#### Given data ####

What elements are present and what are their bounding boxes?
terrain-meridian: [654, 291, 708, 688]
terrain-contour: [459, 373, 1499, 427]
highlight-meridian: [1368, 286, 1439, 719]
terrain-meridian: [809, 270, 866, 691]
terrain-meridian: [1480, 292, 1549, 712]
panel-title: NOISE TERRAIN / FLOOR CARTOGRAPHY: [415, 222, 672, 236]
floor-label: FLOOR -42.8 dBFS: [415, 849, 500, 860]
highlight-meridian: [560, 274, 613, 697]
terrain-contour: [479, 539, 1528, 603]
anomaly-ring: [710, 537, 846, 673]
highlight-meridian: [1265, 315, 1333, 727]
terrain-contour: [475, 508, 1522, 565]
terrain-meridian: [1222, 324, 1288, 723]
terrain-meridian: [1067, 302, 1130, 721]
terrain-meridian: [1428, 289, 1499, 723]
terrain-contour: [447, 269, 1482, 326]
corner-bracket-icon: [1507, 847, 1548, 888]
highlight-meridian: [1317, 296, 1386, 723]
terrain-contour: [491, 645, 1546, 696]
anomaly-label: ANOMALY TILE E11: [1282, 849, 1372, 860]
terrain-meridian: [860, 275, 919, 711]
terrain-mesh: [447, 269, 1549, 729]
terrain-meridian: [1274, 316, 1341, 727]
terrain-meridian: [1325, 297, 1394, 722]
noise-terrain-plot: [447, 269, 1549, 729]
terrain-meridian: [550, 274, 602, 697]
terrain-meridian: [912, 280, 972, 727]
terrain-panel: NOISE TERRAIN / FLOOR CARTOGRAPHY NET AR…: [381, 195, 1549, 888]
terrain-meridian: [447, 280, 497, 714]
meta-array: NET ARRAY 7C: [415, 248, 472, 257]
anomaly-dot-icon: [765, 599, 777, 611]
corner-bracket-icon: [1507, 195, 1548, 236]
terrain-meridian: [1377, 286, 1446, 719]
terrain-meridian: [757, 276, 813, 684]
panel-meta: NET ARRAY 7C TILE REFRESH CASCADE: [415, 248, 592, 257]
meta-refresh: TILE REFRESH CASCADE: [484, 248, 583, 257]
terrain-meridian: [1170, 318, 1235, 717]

####

Stated task –
Write out every line of the entries above word for word, keeping each box and number unchanged.

Exercise response –
What elements are present and what are their bounding boxes?
terrain-meridian: [654, 291, 708, 688]
terrain-contour: [459, 373, 1499, 427]
highlight-meridian: [1368, 286, 1439, 719]
terrain-meridian: [809, 270, 866, 691]
terrain-meridian: [1480, 292, 1549, 712]
panel-title: NOISE TERRAIN / FLOOR CARTOGRAPHY: [415, 222, 672, 236]
floor-label: FLOOR -42.8 dBFS: [415, 849, 500, 860]
highlight-meridian: [560, 274, 613, 697]
terrain-contour: [479, 539, 1528, 603]
anomaly-ring: [710, 537, 846, 673]
highlight-meridian: [1265, 315, 1333, 727]
terrain-contour: [475, 508, 1522, 565]
terrain-meridian: [1222, 324, 1288, 723]
terrain-meridian: [1067, 302, 1130, 721]
terrain-meridian: [1428, 289, 1499, 723]
terrain-contour: [447, 269, 1482, 326]
corner-bracket-icon: [1507, 847, 1548, 888]
highlight-meridian: [1317, 296, 1386, 723]
terrain-contour: [491, 645, 1546, 696]
anomaly-label: ANOMALY TILE E11: [1282, 849, 1372, 860]
terrain-meridian: [860, 275, 919, 711]
terrain-mesh: [447, 269, 1549, 729]
terrain-meridian: [1274, 316, 1341, 727]
terrain-meridian: [1325, 297, 1394, 722]
noise-terrain-plot: [447, 269, 1549, 729]
terrain-meridian: [550, 274, 602, 697]
terrain-meridian: [912, 280, 972, 727]
terrain-panel: NOISE TERRAIN / FLOOR CARTOGRAPHY NET AR…: [381, 195, 1549, 888]
terrain-meridian: [447, 280, 497, 714]
meta-array: NET ARRAY 7C: [415, 248, 472, 257]
anomaly-dot-icon: [765, 599, 777, 611]
corner-bracket-icon: [1507, 195, 1548, 236]
terrain-meridian: [1377, 286, 1446, 719]
terrain-meridian: [757, 276, 813, 684]
panel-meta: NET ARRAY 7C TILE REFRESH CASCADE: [415, 248, 592, 257]
meta-refresh: TILE REFRESH CASCADE: [484, 248, 583, 257]
terrain-meridian: [1170, 318, 1235, 717]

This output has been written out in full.